[RECORD EXCERPTS start]

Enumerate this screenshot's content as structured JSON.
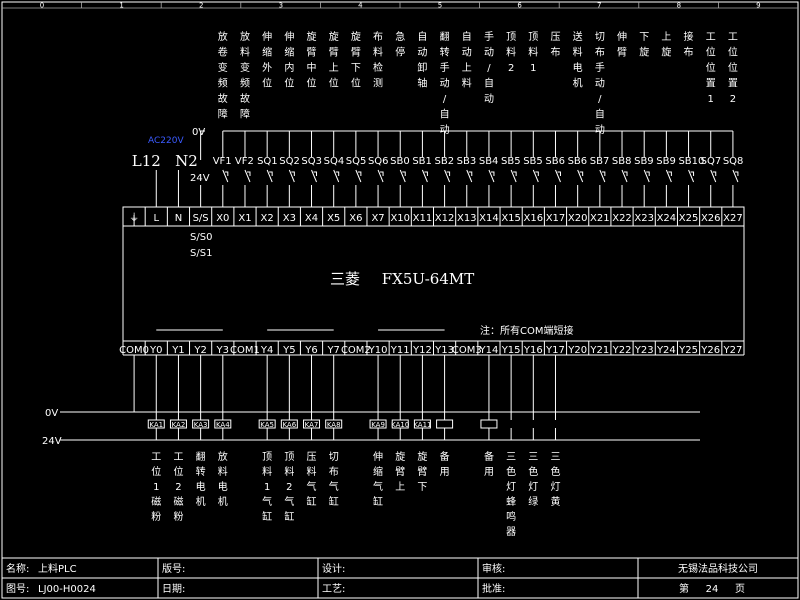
{
  "grid_numbers": [
    "0",
    "1",
    "2",
    "3",
    "4",
    "5",
    "6",
    "7",
    "8",
    "9"
  ],
  "power": {
    "l_label": "L12",
    "n_label": "N2",
    "ac_label": "AC220V",
    "ov_top": "0V",
    "v24_label": "24V"
  },
  "plc_model": {
    "brand": "三菱",
    "model": "FX5U-64MT"
  },
  "com_note": "注：所有COM端短接",
  "input_descriptions": [
    "放卷变频故障",
    "放料变频故障",
    "伸缩外位",
    "伸缩内位",
    "旋臂中位",
    "旋臂上位",
    "旋臂下位",
    "布料检测",
    "急停",
    "自动卸轴",
    "翻转手动/自动",
    "自动上料",
    "手动/自动",
    "顶料2",
    "顶料1",
    "压布",
    "送料电机",
    "切布手动/自动",
    "伸臂",
    "下旋",
    "上旋",
    "接布",
    "工位位置1",
    "工位位置2"
  ],
  "input_devices": [
    "VF1",
    "VF2",
    "SQ1",
    "SQ2",
    "SQ3",
    "SQ4",
    "SQ5",
    "SQ6",
    "SB0",
    "SB1",
    "SB2",
    "SB3",
    "SB4",
    "SB5",
    "SB5",
    "SB6",
    "SB6",
    "SB7",
    "SB8",
    "SB9",
    "SB9",
    "SB10",
    "SQ7",
    "SQ8"
  ],
  "input_terminals": [
    "⏚",
    "L",
    "N",
    "S/S",
    "X0",
    "X1",
    "X2",
    "X3",
    "X4",
    "X5",
    "X6",
    "X7",
    "X10",
    "X11",
    "X12",
    "X13",
    "X14",
    "X15",
    "X16",
    "X17",
    "X20",
    "X21",
    "X22",
    "X23",
    "X24",
    "X25",
    "X26",
    "X27"
  ],
  "ss_labels": [
    "S/S0",
    "S/S1"
  ],
  "output_terminals": [
    "COM0",
    "Y0",
    "Y1",
    "Y2",
    "Y3",
    "COM1",
    "Y4",
    "Y5",
    "Y6",
    "Y7",
    "COM2",
    "Y10",
    "Y11",
    "Y12",
    "Y13",
    "COM3",
    "Y14",
    "Y15",
    "Y16",
    "Y17",
    "Y20",
    "Y21",
    "Y22",
    "Y23",
    "Y24",
    "Y25",
    "Y26",
    "Y27"
  ],
  "relay_labels": [
    "KA1",
    "KA2",
    "KA3",
    "KA4",
    "KA5",
    "KA6",
    "KA7",
    "KA8",
    "KA9",
    "KA10",
    "KA11"
  ],
  "bus_labels": {
    "ov": "0V",
    "v24": "24V"
  },
  "output_descriptions": [
    "工位1磁粉",
    "工位2磁粉",
    "翻转电机",
    "放料电机",
    "顶料1气缸",
    "顶料2气缸",
    "压料气缸",
    "切布气缸",
    "伸缩气缸",
    "旋臂上",
    "旋臂下",
    "备用",
    "备用",
    "三色灯蜂鸣器",
    "三色灯绿",
    "三色灯黄"
  ],
  "title_block": {
    "name_label": "名称:",
    "name_value": "上料PLC",
    "version_label": "版号:",
    "design_label": "设计:",
    "review_label": "审核:",
    "company": "无锡法品科技公司",
    "drawing_label": "图号:",
    "drawing_value": "LJ00-H0024",
    "date_label": "日期:",
    "process_label": "工艺:",
    "approve_label": "批准:",
    "page_prefix": "第",
    "page_number": "24",
    "page_suffix": "页"
  }
}
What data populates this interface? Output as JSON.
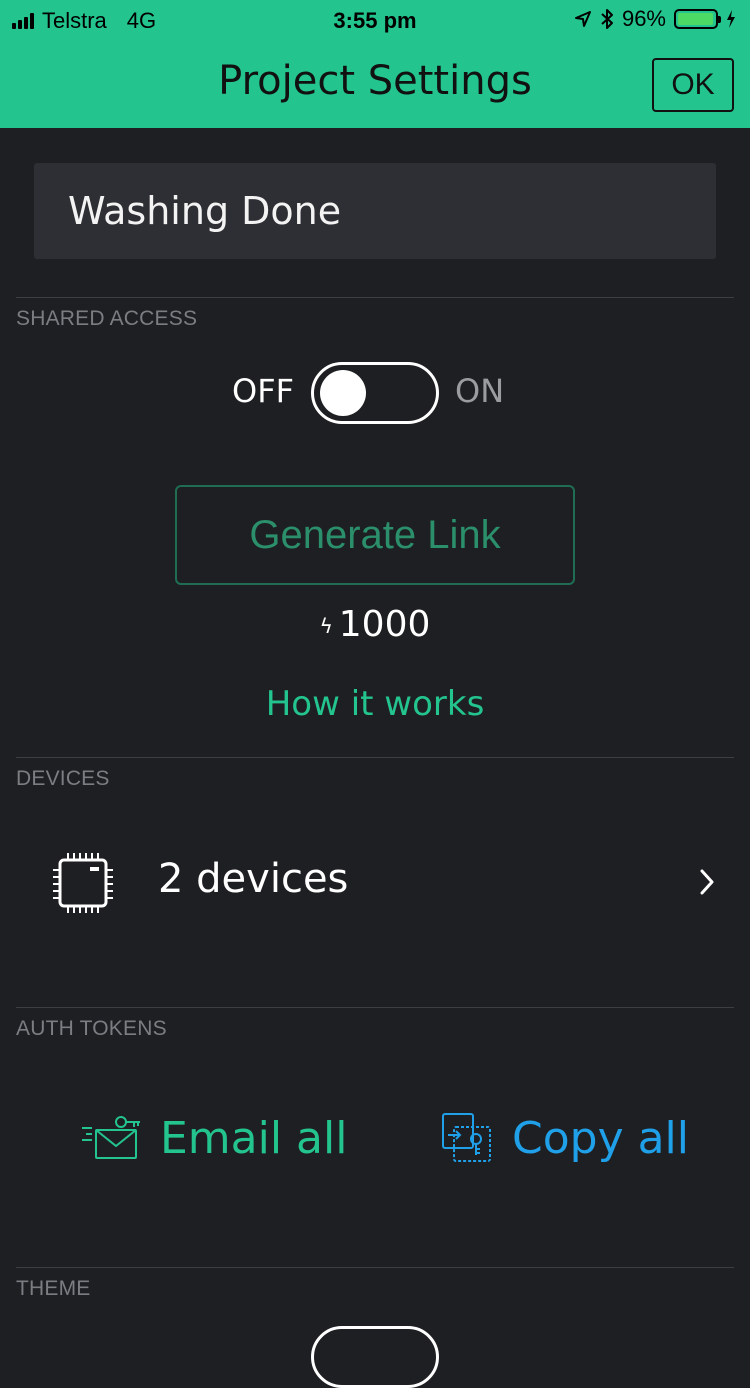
{
  "status_bar": {
    "carrier": "Telstra",
    "network": "4G",
    "time": "3:55 pm",
    "battery_percent": "96%",
    "battery_level": 0.96,
    "icons": [
      "signal-bars-icon",
      "location-arrow-icon",
      "bluetooth-icon",
      "battery-icon",
      "charging-bolt-icon"
    ]
  },
  "header": {
    "title": "Project Settings",
    "ok_label": "OK"
  },
  "project": {
    "name": "Washing Done"
  },
  "shared_access": {
    "section_label": "SHARED ACCESS",
    "off_label": "OFF",
    "on_label": "ON",
    "enabled": false,
    "generate_link_label": "Generate Link",
    "cost": "1000",
    "how_it_works_label": "How it works"
  },
  "devices": {
    "section_label": "DEVICES",
    "summary": "2 devices"
  },
  "auth_tokens": {
    "section_label": "AUTH TOKENS",
    "email_all_label": "Email all",
    "copy_all_label": "Copy all"
  },
  "theme": {
    "section_label": "THEME"
  },
  "colors": {
    "accent_green": "#23c48e",
    "accent_blue": "#1fa0e8",
    "background": "#1e1f23",
    "field_background": "#2e2f34"
  }
}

[RECORD EXCERPTS end]

Quote the material exactly. Pictures stay out.

Enumerate this screenshot's content as structured JSON.
{
  "grid_numbers": [
    "0",
    "1",
    "2",
    "3",
    "4",
    "5",
    "6",
    "7",
    "8",
    "9"
  ],
  "power": {
    "l_label": "L12",
    "n_label": "N2",
    "ac_label": "AC220V",
    "ov_top": "0V",
    "v24_label": "24V"
  },
  "plc_model": {
    "brand": "三菱",
    "model": "FX5U-64MT"
  },
  "com_note": "注：所有COM端短接",
  "input_descriptions": [
    "放卷变频故障",
    "放料变频故障",
    "伸缩外位",
    "伸缩内位",
    "旋臂中位",
    "旋臂上位",
    "旋臂下位",
    "布料检测",
    "急停",
    "自动卸轴",
    "翻转手动/自动",
    "自动上料",
    "手动/自动",
    "顶料2",
    "顶料1",
    "压布",
    "送料电机",
    "切布手动/自动",
    "伸臂",
    "下旋",
    "上旋",
    "接布",
    "工位位置1",
    "工位位置2"
  ],
  "input_devices": [
    "VF1",
    "VF2",
    "SQ1",
    "SQ2",
    "SQ3",
    "SQ4",
    "SQ5",
    "SQ6",
    "SB0",
    "SB1",
    "SB2",
    "SB3",
    "SB4",
    "SB5",
    "SB5",
    "SB6",
    "SB6",
    "SB7",
    "SB8",
    "SB9",
    "SB9",
    "SB10",
    "SQ7",
    "SQ8"
  ],
  "input_terminals": [
    "⏚",
    "L",
    "N",
    "S/S",
    "X0",
    "X1",
    "X2",
    "X3",
    "X4",
    "X5",
    "X6",
    "X7",
    "X10",
    "X11",
    "X12",
    "X13",
    "X14",
    "X15",
    "X16",
    "X17",
    "X20",
    "X21",
    "X22",
    "X23",
    "X24",
    "X25",
    "X26",
    "X27"
  ],
  "ss_labels": [
    "S/S0",
    "S/S1"
  ],
  "output_terminals": [
    "COM0",
    "Y0",
    "Y1",
    "Y2",
    "Y3",
    "COM1",
    "Y4",
    "Y5",
    "Y6",
    "Y7",
    "COM2",
    "Y10",
    "Y11",
    "Y12",
    "Y13",
    "COM3",
    "Y14",
    "Y15",
    "Y16",
    "Y17",
    "Y20",
    "Y21",
    "Y22",
    "Y23",
    "Y24",
    "Y25",
    "Y26",
    "Y27"
  ],
  "relay_labels": [
    "KA1",
    "KA2",
    "KA3",
    "KA4",
    "KA5",
    "KA6",
    "KA7",
    "KA8",
    "KA9",
    "KA10",
    "KA11"
  ],
  "bus_labels": {
    "ov": "0V",
    "v24": "24V"
  },
  "output_descriptions": [
    "工位1磁粉",
    "工位2磁粉",
    "翻转电机",
    "放料电机",
    "顶料1气缸",
    "顶料2气缸",
    "压料气缸",
    "切布气缸",
    "伸缩气缸",
    "旋臂上",
    "旋臂下",
    "备用",
    "备用",
    "三色灯蜂鸣器",
    "三色灯绿",
    "三色灯黄"
  ],
  "title_block": {
    "name_label": "名称:",
    "name_value": "上料PLC",
    "version_label": "版号:",
    "design_label": "设计:",
    "review_label": "审核:",
    "company": "无锡法品科技公司",
    "drawing_label": "图号:",
    "drawing_value": "LJ00-H0024",
    "date_label": "日期:",
    "process_label": "工艺:",
    "approve_label": "批准:",
    "page_prefix": "第",
    "page_number": "24",
    "page_suffix": "页"
  }
}
What data populates this interface? Output as JSON.
{
  "status_bar": {
    "carrier": "Telstra",
    "network": "4G",
    "time": "3:55 pm",
    "battery_percent": "96%",
    "battery_level": 0.96,
    "icons": [
      "signal-bars-icon",
      "location-arrow-icon",
      "bluetooth-icon",
      "battery-icon",
      "charging-bolt-icon"
    ]
  },
  "header": {
    "title": "Project Settings",
    "ok_label": "OK"
  },
  "project": {
    "name": "Washing Done"
  },
  "shared_access": {
    "section_label": "SHARED ACCESS",
    "off_label": "OFF",
    "on_label": "ON",
    "enabled": false,
    "generate_link_label": "Generate Link",
    "cost": "1000",
    "how_it_works_label": "How it works"
  },
  "devices": {
    "section_label": "DEVICES",
    "summary": "2 devices"
  },
  "auth_tokens": {
    "section_label": "AUTH TOKENS",
    "email_all_label": "Email all",
    "copy_all_label": "Copy all"
  },
  "theme": {
    "section_label": "THEME"
  },
  "colors": {
    "accent_green": "#23c48e",
    "accent_blue": "#1fa0e8",
    "background": "#1e1f23",
    "field_background": "#2e2f34"
  }
}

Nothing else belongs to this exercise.